Consider each line of the material below and note whether it holds "colorbar". State how many do, and nothing else.

- **EXTRACTED MATERIAL**:
====
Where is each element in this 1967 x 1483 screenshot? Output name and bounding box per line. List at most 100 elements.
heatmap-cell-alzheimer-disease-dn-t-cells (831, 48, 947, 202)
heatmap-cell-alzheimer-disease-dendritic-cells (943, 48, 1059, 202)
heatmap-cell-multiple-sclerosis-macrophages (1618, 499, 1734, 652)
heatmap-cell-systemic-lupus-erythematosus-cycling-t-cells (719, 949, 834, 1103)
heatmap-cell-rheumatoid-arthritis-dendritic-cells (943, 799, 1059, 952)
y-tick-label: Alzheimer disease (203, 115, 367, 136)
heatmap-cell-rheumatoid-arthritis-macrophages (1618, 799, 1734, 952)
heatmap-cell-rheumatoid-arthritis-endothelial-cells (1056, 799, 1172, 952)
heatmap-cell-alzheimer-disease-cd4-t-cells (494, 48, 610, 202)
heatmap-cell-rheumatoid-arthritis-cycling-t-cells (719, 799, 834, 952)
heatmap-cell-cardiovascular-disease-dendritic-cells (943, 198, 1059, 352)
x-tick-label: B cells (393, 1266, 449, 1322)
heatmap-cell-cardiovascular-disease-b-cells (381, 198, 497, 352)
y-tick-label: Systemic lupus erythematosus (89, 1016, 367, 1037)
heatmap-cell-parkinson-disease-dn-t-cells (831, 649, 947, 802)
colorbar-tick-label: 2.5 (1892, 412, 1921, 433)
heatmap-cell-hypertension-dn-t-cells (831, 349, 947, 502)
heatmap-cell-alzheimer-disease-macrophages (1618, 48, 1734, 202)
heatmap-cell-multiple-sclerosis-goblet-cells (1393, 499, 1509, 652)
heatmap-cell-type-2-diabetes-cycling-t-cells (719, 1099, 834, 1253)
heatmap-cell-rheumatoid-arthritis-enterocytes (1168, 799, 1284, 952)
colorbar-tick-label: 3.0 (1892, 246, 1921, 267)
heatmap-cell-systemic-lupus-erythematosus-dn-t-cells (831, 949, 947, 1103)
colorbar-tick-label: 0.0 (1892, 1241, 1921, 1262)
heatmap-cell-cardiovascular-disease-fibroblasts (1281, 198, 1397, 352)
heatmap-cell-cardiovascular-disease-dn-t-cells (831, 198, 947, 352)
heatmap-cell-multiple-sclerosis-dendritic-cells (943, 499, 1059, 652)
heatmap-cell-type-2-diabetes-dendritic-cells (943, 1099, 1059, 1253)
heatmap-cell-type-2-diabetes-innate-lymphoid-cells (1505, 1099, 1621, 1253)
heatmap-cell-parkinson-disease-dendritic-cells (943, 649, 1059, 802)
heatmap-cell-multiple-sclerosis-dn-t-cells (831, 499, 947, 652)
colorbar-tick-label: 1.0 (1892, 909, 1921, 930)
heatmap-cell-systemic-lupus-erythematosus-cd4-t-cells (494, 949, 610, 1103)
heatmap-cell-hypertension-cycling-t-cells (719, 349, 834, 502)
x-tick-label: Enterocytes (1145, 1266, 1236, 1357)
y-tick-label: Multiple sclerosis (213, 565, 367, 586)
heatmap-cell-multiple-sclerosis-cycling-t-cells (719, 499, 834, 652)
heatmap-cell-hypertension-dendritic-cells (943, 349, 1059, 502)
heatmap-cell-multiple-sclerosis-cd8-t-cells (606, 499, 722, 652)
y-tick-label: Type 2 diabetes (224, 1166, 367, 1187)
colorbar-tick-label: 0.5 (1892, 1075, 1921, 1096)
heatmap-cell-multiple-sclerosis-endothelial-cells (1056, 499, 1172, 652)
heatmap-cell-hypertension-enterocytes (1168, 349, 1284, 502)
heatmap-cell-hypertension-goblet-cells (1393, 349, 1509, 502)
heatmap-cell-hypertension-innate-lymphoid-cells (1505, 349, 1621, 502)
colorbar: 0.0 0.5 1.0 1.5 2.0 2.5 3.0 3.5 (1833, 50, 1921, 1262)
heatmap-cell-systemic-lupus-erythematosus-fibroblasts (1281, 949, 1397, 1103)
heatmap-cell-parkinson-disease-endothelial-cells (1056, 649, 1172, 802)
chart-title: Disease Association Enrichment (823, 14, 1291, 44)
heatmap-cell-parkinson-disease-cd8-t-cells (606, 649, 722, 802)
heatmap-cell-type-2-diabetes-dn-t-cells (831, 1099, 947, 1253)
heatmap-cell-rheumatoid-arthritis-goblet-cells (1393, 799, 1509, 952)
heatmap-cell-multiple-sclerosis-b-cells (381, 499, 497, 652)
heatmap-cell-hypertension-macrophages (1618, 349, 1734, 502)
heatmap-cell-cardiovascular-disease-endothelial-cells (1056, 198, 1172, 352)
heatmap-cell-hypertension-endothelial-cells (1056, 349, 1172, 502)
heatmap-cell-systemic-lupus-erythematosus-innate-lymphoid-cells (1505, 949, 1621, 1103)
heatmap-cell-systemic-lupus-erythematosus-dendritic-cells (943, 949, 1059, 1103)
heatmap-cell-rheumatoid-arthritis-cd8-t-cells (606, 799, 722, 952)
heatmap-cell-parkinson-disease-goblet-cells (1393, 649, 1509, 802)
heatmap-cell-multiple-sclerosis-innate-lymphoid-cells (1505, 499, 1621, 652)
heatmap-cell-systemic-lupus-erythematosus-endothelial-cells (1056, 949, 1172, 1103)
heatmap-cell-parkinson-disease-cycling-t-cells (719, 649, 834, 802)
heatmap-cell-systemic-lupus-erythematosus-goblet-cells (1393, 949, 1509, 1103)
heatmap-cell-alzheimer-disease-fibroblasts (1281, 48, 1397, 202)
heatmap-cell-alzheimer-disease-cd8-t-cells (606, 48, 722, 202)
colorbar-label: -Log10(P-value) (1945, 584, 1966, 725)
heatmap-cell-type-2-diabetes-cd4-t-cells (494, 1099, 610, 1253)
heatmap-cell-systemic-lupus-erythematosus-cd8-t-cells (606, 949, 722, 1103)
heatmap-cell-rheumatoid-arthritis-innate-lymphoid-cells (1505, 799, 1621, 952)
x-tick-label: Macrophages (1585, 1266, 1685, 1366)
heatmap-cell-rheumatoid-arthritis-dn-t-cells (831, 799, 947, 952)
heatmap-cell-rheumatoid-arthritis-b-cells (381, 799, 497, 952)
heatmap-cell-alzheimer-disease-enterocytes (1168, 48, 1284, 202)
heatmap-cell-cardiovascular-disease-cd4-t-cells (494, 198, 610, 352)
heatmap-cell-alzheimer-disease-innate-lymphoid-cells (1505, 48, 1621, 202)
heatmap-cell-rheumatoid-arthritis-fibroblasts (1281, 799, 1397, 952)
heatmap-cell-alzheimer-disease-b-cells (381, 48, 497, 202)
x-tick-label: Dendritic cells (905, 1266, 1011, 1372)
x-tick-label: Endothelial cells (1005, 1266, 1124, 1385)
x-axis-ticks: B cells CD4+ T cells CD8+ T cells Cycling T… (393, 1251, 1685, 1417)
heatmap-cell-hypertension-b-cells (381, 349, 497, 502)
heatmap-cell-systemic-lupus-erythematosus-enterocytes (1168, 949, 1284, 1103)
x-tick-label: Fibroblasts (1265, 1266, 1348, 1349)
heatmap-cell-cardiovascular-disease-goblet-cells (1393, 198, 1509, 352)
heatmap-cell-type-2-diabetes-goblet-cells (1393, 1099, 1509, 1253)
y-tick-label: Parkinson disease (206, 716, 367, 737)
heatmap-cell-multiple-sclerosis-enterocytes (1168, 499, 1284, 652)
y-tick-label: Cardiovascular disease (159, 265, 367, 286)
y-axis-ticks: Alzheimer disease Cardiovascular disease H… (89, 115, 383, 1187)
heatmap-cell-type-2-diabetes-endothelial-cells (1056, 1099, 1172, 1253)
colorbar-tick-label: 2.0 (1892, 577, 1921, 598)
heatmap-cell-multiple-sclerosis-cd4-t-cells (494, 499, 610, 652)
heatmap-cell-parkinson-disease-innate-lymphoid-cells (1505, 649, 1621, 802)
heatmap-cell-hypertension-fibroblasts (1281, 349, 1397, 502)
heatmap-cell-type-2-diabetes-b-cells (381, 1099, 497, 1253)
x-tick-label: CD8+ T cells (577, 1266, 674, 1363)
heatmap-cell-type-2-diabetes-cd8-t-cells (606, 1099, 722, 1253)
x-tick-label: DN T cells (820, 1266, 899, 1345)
====
- **EXERCISE OUTPUT**: 8